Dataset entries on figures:
************
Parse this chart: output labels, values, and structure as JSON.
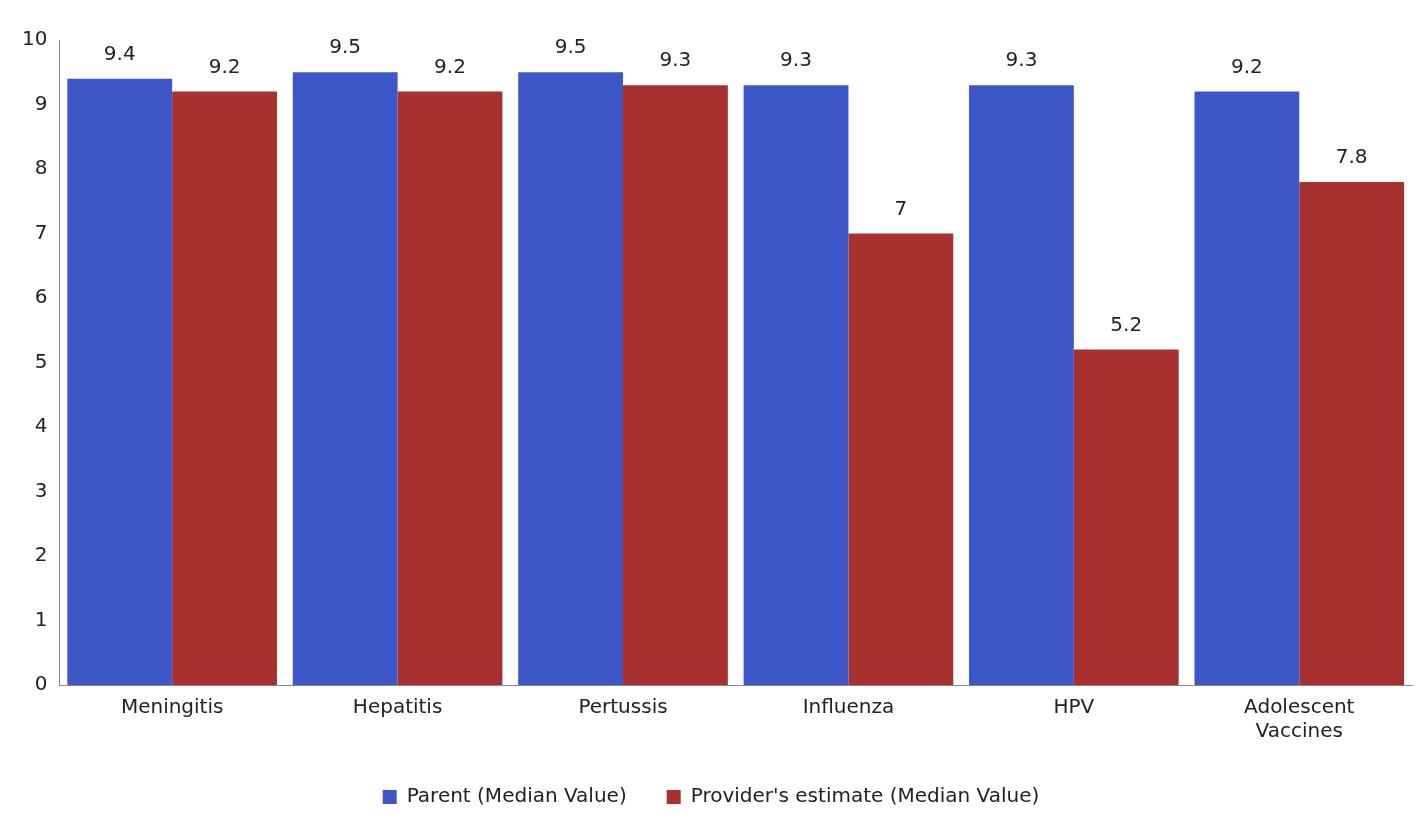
{
  "chart_data": {
    "type": "bar",
    "categories": [
      "Meningitis",
      "Hepatitis",
      "Pertussis",
      "Influenza",
      "HPV",
      "Adolescent Vaccines"
    ],
    "series": [
      {
        "name": "Parent (Median Value)",
        "color": "#3d56c8",
        "values": [
          9.4,
          9.5,
          9.5,
          9.3,
          9.3,
          9.2
        ]
      },
      {
        "name": "Provider's estimate (Median Value)",
        "color": "#a8302f",
        "values": [
          9.2,
          9.2,
          9.3,
          7,
          5.2,
          7.8
        ]
      }
    ],
    "ylim": [
      0,
      10
    ],
    "yticks": [
      0,
      1,
      2,
      3,
      4,
      5,
      6,
      7,
      8,
      9,
      10
    ],
    "grid": false,
    "legend": "bottom",
    "data_labels": true
  }
}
************
Directive: Give every line back word for word and leave the pictures out.

Finished exercise:
Parse this chart: output labels, values, and structure as JSON.
{
  "chart_data": {
    "type": "bar",
    "categories": [
      "Meningitis",
      "Hepatitis",
      "Pertussis",
      "Influenza",
      "HPV",
      "Adolescent Vaccines"
    ],
    "series": [
      {
        "name": "Parent (Median Value)",
        "color": "#3d56c8",
        "values": [
          9.4,
          9.5,
          9.5,
          9.3,
          9.3,
          9.2
        ]
      },
      {
        "name": "Provider's estimate (Median Value)",
        "color": "#a8302f",
        "values": [
          9.2,
          9.2,
          9.3,
          7,
          5.2,
          7.8
        ]
      }
    ],
    "ylim": [
      0,
      10
    ],
    "yticks": [
      0,
      1,
      2,
      3,
      4,
      5,
      6,
      7,
      8,
      9,
      10
    ],
    "grid": false,
    "legend": "bottom",
    "data_labels": true
  }
}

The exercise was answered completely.